Records provided:
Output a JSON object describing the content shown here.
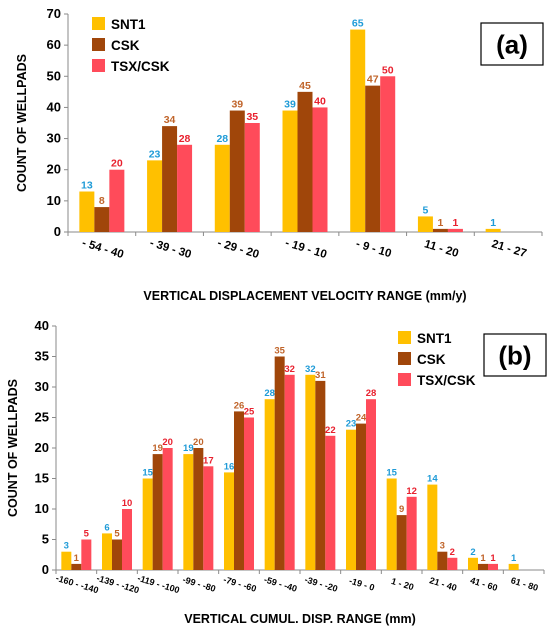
{
  "chart_data": [
    {
      "panel_label": "(a)",
      "type": "bar",
      "ylabel": "COUNT OF WELLPADS",
      "xlabel": "VERTICAL DISPLACEMENT VELOCITY RANGE (mm/y)",
      "ylim": [
        0,
        70
      ],
      "yticks": [
        0,
        10,
        20,
        30,
        40,
        50,
        60,
        70
      ],
      "grid": false,
      "legend_position": "top-left",
      "categories": [
        "- 54 - 40",
        "- 39 - 30",
        "- 29 - 20",
        "- 19 - 10",
        "- 9 - 10",
        "11 - 20",
        "21 - 27"
      ],
      "series": [
        {
          "name": "SNT1",
          "color": "#FFC000",
          "label_color": "#1F9BD7",
          "values": [
            13,
            23,
            28,
            39,
            65,
            5,
            1
          ]
        },
        {
          "name": "CSK",
          "color": "#A0460A",
          "label_color": "#C0642A",
          "values": [
            8,
            34,
            39,
            45,
            47,
            1,
            null
          ]
        },
        {
          "name": "TSX/CSK",
          "color": "#FF4B5A",
          "label_color": "#E8202E",
          "values": [
            20,
            28,
            35,
            40,
            50,
            1,
            null
          ]
        }
      ]
    },
    {
      "panel_label": "(b)",
      "type": "bar",
      "ylabel": "COUNT OF WELLPADS",
      "xlabel": "VERTICAL CUMUL. DISP.  RANGE (mm)",
      "ylim": [
        0,
        40
      ],
      "yticks": [
        0,
        5,
        10,
        15,
        20,
        25,
        30,
        35,
        40
      ],
      "grid": false,
      "legend_position": "top-right",
      "categories": [
        "-160 - -140",
        "-139 - -120",
        "-119 - -100",
        "-99 - -80",
        "-79 - -60",
        "-59 - -40",
        "-39 - -20",
        "-19 - 0",
        "1 - 20",
        "21 - 40",
        "41 - 60",
        "61 - 80"
      ],
      "series": [
        {
          "name": "SNT1",
          "color": "#FFC000",
          "label_color": "#1F9BD7",
          "values": [
            3,
            6,
            15,
            19,
            16,
            28,
            32,
            23,
            15,
            14,
            2,
            1
          ]
        },
        {
          "name": "CSK",
          "color": "#A0460A",
          "label_color": "#C0642A",
          "values": [
            1,
            5,
            19,
            20,
            26,
            35,
            31,
            24,
            9,
            3,
            1,
            null
          ]
        },
        {
          "name": "TSX/CSK",
          "color": "#FF4B5A",
          "label_color": "#E8202E",
          "values": [
            5,
            10,
            20,
            17,
            25,
            32,
            22,
            28,
            12,
            2,
            1,
            null
          ]
        }
      ]
    }
  ]
}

What is asked:
Repeat the records above exactly, leaving out the pictures.

Response to this task:
Output a JSON object describing the content shown here.
{
  "chart_data": [
    {
      "panel_label": "(a)",
      "type": "bar",
      "ylabel": "COUNT OF WELLPADS",
      "xlabel": "VERTICAL DISPLACEMENT VELOCITY RANGE (mm/y)",
      "ylim": [
        0,
        70
      ],
      "yticks": [
        0,
        10,
        20,
        30,
        40,
        50,
        60,
        70
      ],
      "grid": false,
      "legend_position": "top-left",
      "categories": [
        "- 54 - 40",
        "- 39 - 30",
        "- 29 - 20",
        "- 19 - 10",
        "- 9 - 10",
        "11 - 20",
        "21 - 27"
      ],
      "series": [
        {
          "name": "SNT1",
          "color": "#FFC000",
          "label_color": "#1F9BD7",
          "values": [
            13,
            23,
            28,
            39,
            65,
            5,
            1
          ]
        },
        {
          "name": "CSK",
          "color": "#A0460A",
          "label_color": "#C0642A",
          "values": [
            8,
            34,
            39,
            45,
            47,
            1,
            null
          ]
        },
        {
          "name": "TSX/CSK",
          "color": "#FF4B5A",
          "label_color": "#E8202E",
          "values": [
            20,
            28,
            35,
            40,
            50,
            1,
            null
          ]
        }
      ]
    },
    {
      "panel_label": "(b)",
      "type": "bar",
      "ylabel": "COUNT OF WELLPADS",
      "xlabel": "VERTICAL CUMUL. DISP.  RANGE (mm)",
      "ylim": [
        0,
        40
      ],
      "yticks": [
        0,
        5,
        10,
        15,
        20,
        25,
        30,
        35,
        40
      ],
      "grid": false,
      "legend_position": "top-right",
      "categories": [
        "-160 - -140",
        "-139 - -120",
        "-119 - -100",
        "-99 - -80",
        "-79 - -60",
        "-59 - -40",
        "-39 - -20",
        "-19 - 0",
        "1 - 20",
        "21 - 40",
        "41 - 60",
        "61 - 80"
      ],
      "series": [
        {
          "name": "SNT1",
          "color": "#FFC000",
          "label_color": "#1F9BD7",
          "values": [
            3,
            6,
            15,
            19,
            16,
            28,
            32,
            23,
            15,
            14,
            2,
            1
          ]
        },
        {
          "name": "CSK",
          "color": "#A0460A",
          "label_color": "#C0642A",
          "values": [
            1,
            5,
            19,
            20,
            26,
            35,
            31,
            24,
            9,
            3,
            1,
            null
          ]
        },
        {
          "name": "TSX/CSK",
          "color": "#FF4B5A",
          "label_color": "#E8202E",
          "values": [
            5,
            10,
            20,
            17,
            25,
            32,
            22,
            28,
            12,
            2,
            1,
            null
          ]
        }
      ]
    }
  ]
}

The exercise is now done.